Task details:
Output the material below unchanged, apart from leaving out the pictures.

Raw records:
::::

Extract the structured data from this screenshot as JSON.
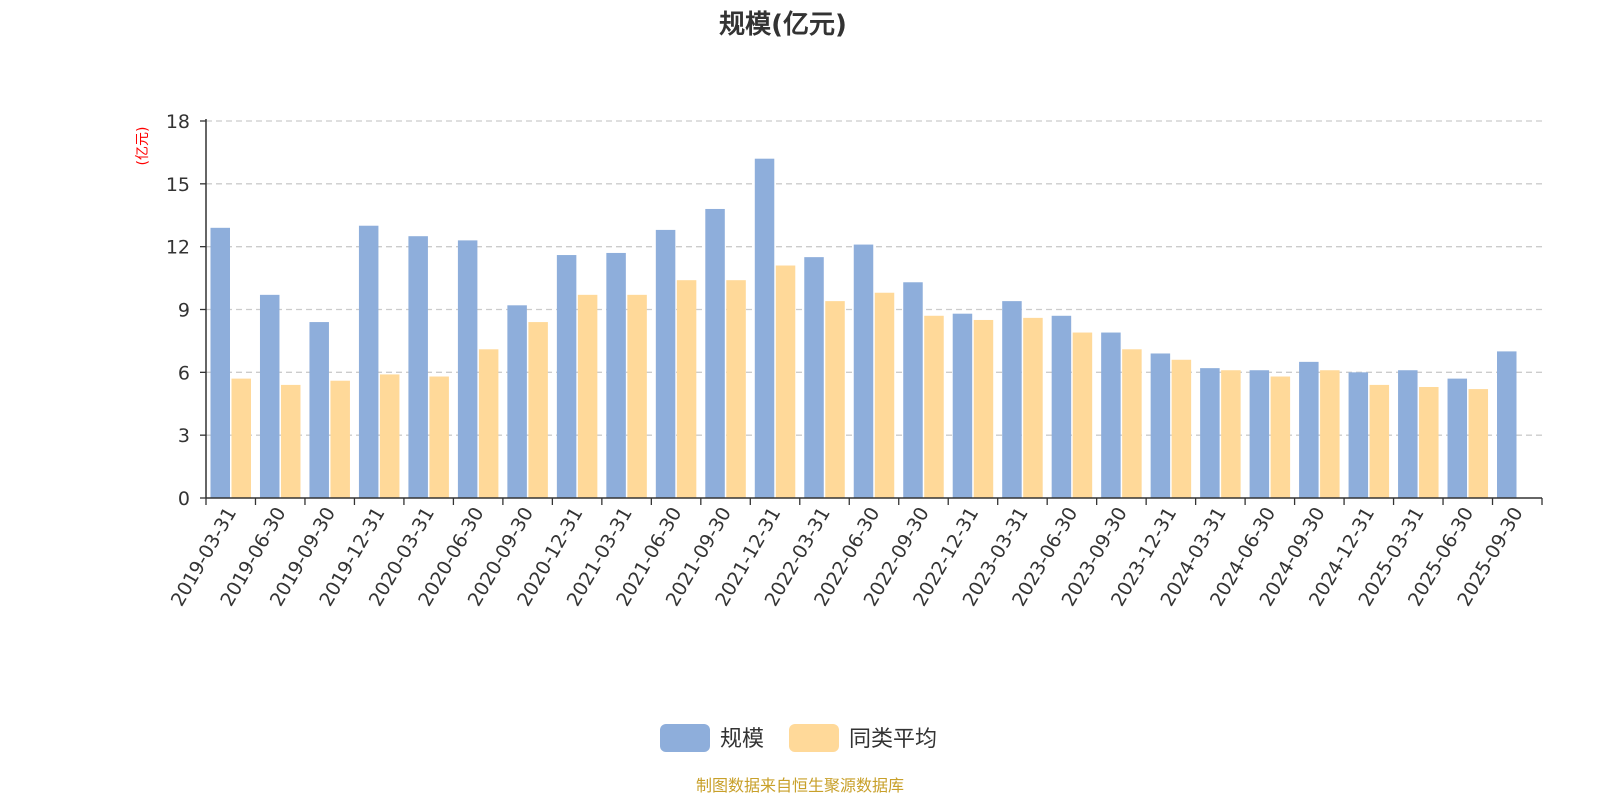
{
  "chart_data": {
    "type": "bar",
    "title": "规模(亿元)",
    "ylabel": "(亿元)",
    "ylim": [
      0,
      18
    ],
    "yticks": [
      0,
      3,
      6,
      9,
      12,
      15,
      18
    ],
    "grid": true,
    "legend_position": "bottom",
    "categories": [
      "2019-03-31",
      "2019-06-30",
      "2019-09-30",
      "2019-12-31",
      "2020-03-31",
      "2020-06-30",
      "2020-09-30",
      "2020-12-31",
      "2021-03-31",
      "2021-06-30",
      "2021-09-30",
      "2021-12-31",
      "2022-03-31",
      "2022-06-30",
      "2022-09-30",
      "2022-12-31",
      "2023-03-31",
      "2023-06-30",
      "2023-09-30",
      "2023-12-31",
      "2024-03-31",
      "2024-06-30",
      "2024-09-30",
      "2024-12-31",
      "2025-03-31",
      "2025-06-30",
      "2025-09-30"
    ],
    "series": [
      {
        "name": "规模",
        "color": "#8eaedb",
        "values": [
          12.9,
          9.7,
          8.4,
          13.0,
          12.5,
          12.3,
          9.2,
          11.6,
          11.7,
          12.8,
          13.8,
          16.2,
          11.5,
          12.1,
          10.3,
          8.8,
          9.4,
          8.7,
          7.9,
          6.9,
          6.2,
          6.1,
          6.5,
          6.0,
          6.1,
          5.7,
          7.0
        ]
      },
      {
        "name": "同类平均",
        "color": "#ffd999",
        "values": [
          5.7,
          5.4,
          5.6,
          5.9,
          5.8,
          7.1,
          8.4,
          9.7,
          9.7,
          10.4,
          10.4,
          11.1,
          9.4,
          9.8,
          8.7,
          8.5,
          8.6,
          7.9,
          7.1,
          6.6,
          6.1,
          5.8,
          6.1,
          5.4,
          5.3,
          5.2,
          null
        ]
      }
    ]
  },
  "colors": {
    "title": "#333333",
    "unit_label": "#ff0000",
    "axis": "#333333",
    "grid": "#cccccc",
    "source": "#c8a02a"
  },
  "source_text": "制图数据来自恒生聚源数据库"
}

::::

Final result:
Extract the structured data from this screenshot as JSON.
{
  "chart_data": {
    "type": "bar",
    "title": "规模(亿元)",
    "ylabel": "(亿元)",
    "ylim": [
      0,
      18
    ],
    "yticks": [
      0,
      3,
      6,
      9,
      12,
      15,
      18
    ],
    "grid": true,
    "legend_position": "bottom",
    "categories": [
      "2019-03-31",
      "2019-06-30",
      "2019-09-30",
      "2019-12-31",
      "2020-03-31",
      "2020-06-30",
      "2020-09-30",
      "2020-12-31",
      "2021-03-31",
      "2021-06-30",
      "2021-09-30",
      "2021-12-31",
      "2022-03-31",
      "2022-06-30",
      "2022-09-30",
      "2022-12-31",
      "2023-03-31",
      "2023-06-30",
      "2023-09-30",
      "2023-12-31",
      "2024-03-31",
      "2024-06-30",
      "2024-09-30",
      "2024-12-31",
      "2025-03-31",
      "2025-06-30",
      "2025-09-30"
    ],
    "series": [
      {
        "name": "规模",
        "color": "#8eaedb",
        "values": [
          12.9,
          9.7,
          8.4,
          13.0,
          12.5,
          12.3,
          9.2,
          11.6,
          11.7,
          12.8,
          13.8,
          16.2,
          11.5,
          12.1,
          10.3,
          8.8,
          9.4,
          8.7,
          7.9,
          6.9,
          6.2,
          6.1,
          6.5,
          6.0,
          6.1,
          5.7,
          7.0
        ]
      },
      {
        "name": "同类平均",
        "color": "#ffd999",
        "values": [
          5.7,
          5.4,
          5.6,
          5.9,
          5.8,
          7.1,
          8.4,
          9.7,
          9.7,
          10.4,
          10.4,
          11.1,
          9.4,
          9.8,
          8.7,
          8.5,
          8.6,
          7.9,
          7.1,
          6.6,
          6.1,
          5.8,
          6.1,
          5.4,
          5.3,
          5.2,
          null
        ]
      }
    ]
  },
  "colors": {
    "title": "#333333",
    "unit_label": "#ff0000",
    "axis": "#333333",
    "grid": "#cccccc",
    "source": "#c8a02a"
  },
  "source_text": "制图数据来自恒生聚源数据库"
}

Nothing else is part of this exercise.